Task objective:
Return every line below in which "Time" appears.

The records:
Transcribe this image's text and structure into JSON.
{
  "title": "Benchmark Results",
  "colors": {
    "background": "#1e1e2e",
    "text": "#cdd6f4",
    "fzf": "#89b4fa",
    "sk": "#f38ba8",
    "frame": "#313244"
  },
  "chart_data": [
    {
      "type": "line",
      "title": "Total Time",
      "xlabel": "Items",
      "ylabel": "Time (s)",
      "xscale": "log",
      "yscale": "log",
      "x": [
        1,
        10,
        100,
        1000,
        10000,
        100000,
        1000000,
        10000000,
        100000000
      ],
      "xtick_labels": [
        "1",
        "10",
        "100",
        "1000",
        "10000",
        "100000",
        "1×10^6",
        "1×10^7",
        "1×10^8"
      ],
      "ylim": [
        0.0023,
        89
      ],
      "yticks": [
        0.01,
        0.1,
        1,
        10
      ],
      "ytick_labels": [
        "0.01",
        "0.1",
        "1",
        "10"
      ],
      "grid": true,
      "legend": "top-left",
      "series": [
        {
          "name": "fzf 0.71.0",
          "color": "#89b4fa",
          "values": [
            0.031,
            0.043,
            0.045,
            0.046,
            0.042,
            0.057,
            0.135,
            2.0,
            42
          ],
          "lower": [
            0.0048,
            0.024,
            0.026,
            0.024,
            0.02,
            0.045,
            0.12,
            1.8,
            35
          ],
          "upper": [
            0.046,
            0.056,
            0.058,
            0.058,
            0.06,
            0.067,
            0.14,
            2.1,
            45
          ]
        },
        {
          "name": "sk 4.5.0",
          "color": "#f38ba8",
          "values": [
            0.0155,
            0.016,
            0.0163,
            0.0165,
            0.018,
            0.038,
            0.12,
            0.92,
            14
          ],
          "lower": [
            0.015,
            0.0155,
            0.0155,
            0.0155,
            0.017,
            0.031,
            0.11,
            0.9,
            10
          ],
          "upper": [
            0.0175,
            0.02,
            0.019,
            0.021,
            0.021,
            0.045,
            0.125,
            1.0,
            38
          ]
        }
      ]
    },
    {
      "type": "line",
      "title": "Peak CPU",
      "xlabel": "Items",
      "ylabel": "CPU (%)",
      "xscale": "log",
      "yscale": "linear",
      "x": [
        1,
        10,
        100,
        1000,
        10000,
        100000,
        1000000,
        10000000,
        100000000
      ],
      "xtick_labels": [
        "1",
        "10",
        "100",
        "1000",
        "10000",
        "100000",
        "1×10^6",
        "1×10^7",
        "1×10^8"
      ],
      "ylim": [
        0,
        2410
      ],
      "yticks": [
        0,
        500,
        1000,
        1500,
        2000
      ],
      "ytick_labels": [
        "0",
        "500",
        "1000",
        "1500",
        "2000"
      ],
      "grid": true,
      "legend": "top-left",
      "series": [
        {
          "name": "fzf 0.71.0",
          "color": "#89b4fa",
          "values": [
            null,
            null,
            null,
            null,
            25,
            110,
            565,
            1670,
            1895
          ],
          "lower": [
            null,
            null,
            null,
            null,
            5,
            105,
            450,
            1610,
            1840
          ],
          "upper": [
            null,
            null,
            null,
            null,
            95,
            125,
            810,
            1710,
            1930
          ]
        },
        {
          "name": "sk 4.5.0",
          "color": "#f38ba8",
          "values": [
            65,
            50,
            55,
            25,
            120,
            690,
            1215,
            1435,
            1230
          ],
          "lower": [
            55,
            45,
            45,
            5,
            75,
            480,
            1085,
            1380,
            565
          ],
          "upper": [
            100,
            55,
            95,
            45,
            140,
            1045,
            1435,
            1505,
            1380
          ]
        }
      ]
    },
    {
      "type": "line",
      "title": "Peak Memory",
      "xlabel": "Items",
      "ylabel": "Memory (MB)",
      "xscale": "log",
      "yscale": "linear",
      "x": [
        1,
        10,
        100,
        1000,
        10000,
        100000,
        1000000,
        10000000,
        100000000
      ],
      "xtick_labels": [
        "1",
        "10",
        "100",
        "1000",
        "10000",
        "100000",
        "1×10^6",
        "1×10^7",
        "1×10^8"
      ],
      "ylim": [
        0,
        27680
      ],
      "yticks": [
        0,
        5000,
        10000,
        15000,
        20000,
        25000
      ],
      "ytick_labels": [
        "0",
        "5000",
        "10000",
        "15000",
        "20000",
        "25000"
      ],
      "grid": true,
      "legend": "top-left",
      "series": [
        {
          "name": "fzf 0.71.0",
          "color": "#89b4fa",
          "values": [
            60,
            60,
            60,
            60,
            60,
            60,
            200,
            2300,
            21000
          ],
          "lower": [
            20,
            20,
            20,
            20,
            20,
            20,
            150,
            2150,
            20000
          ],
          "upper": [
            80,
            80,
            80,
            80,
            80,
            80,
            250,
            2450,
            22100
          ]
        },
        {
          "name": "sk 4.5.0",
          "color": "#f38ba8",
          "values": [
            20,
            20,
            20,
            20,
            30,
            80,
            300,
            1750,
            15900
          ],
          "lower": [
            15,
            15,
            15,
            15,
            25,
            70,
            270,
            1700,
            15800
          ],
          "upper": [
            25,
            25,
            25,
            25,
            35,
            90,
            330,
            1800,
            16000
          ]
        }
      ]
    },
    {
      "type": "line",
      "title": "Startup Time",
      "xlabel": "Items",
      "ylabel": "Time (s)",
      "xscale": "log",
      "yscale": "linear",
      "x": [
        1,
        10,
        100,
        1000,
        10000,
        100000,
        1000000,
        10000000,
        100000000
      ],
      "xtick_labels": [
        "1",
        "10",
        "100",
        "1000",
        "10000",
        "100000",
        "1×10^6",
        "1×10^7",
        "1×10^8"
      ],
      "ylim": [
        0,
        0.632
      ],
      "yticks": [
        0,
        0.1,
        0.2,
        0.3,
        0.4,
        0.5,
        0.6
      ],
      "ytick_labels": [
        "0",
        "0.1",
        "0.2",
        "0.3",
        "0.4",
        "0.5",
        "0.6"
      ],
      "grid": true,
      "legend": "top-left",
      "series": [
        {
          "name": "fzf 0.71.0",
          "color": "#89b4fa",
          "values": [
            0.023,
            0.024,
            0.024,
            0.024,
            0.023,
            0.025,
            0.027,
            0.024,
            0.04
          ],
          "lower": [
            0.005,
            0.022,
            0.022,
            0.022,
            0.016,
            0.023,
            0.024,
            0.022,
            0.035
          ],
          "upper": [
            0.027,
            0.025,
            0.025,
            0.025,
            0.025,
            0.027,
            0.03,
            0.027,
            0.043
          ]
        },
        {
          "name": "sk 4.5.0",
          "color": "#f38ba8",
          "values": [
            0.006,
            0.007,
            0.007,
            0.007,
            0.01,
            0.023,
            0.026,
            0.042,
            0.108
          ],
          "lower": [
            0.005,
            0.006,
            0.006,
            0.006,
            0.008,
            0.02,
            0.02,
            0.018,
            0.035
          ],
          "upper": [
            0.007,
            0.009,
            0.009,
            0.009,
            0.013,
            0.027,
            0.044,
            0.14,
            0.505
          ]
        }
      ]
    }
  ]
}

Complete response:
      "title": "Total Time",
      "ylabel": "Time (s)",
      "title": "Startup Time",
      "ylabel": "Time (s)",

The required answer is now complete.